What is required: Your task is to tally the lines of the listing containing the word "JSON" and report the figure alone.

* begin Information provided *

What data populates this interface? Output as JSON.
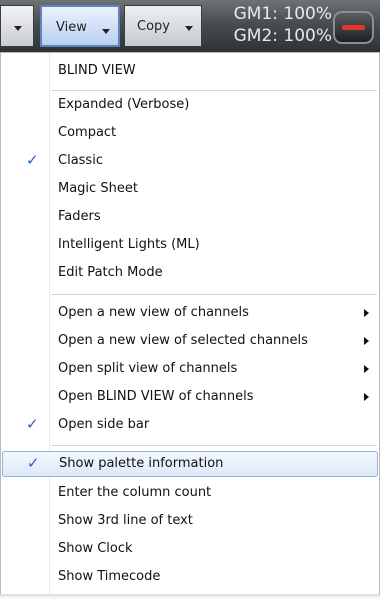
{
  "toolbar": {
    "view_label": "View",
    "copy_label": "Copy",
    "gm1": "GM1: 100%",
    "gm2": "GM2: 100%",
    "accent_color": "#5b84c8",
    "record_color": "#e2352e"
  },
  "menu": {
    "items": [
      {
        "label": "BLIND VIEW"
      },
      {
        "label": "Expanded (Verbose)"
      },
      {
        "label": "Compact"
      },
      {
        "label": "Classic",
        "checked": true
      },
      {
        "label": "Magic Sheet"
      },
      {
        "label": "Faders"
      },
      {
        "label": "Intelligent Lights (ML)"
      },
      {
        "label": "Edit Patch Mode"
      },
      {
        "label": "Open a new view of channels",
        "submenu": true
      },
      {
        "label": "Open a new view of selected channels",
        "submenu": true
      },
      {
        "label": "Open split view of channels",
        "submenu": true
      },
      {
        "label": "Open BLIND VIEW of channels",
        "submenu": true
      },
      {
        "label": "Open side bar",
        "checked": true
      },
      {
        "label": "Show palette information",
        "checked": true,
        "highlighted": true
      },
      {
        "label": "Enter the column count"
      },
      {
        "label": "Show 3rd line of text"
      },
      {
        "label": "Show Clock"
      },
      {
        "label": "Show Timecode"
      }
    ],
    "check_glyph": "✓",
    "check_color": "#2b5fb5"
  }
}
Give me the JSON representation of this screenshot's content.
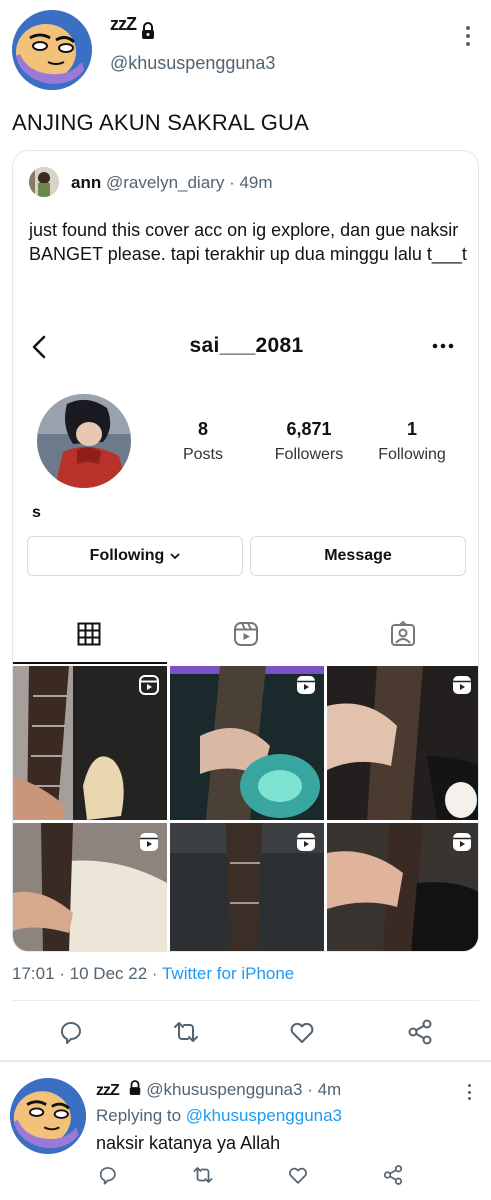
{
  "main_tweet": {
    "handle": "@khususpengguna3",
    "zzz": "zzZ",
    "text": "ANJING AKUN SAKRAL GUA",
    "time": "17:01",
    "date": "10 Dec 22",
    "source": "Twitter for iPhone"
  },
  "quote": {
    "name": "ann",
    "handle": "@ravelyn_diary",
    "age": "49m",
    "text": "just found this cover acc on ig explore, dan gue naksir BANGET please. tapi terakhir up dua minggu lalu t___t"
  },
  "instagram": {
    "username": "sai___2081",
    "stats": [
      {
        "value": "8",
        "label": "Posts"
      },
      {
        "value": "6,871",
        "label": "Followers"
      },
      {
        "value": "1",
        "label": "Following"
      }
    ],
    "bio": "s",
    "follow_button": "Following",
    "message_button": "Message"
  },
  "reply_tweet": {
    "zzz": "zzZ",
    "handle": "@khususpengguna3",
    "age": "4m",
    "replying_prefix": "Replying to",
    "replying_to": "@khususpengguna3",
    "text": "naksir katanya ya Allah"
  },
  "colors": {
    "link": "#1d9bf0",
    "muted": "#536471",
    "avatar_bg": "#3a6fc4"
  }
}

* end Information provided *

Output below: 2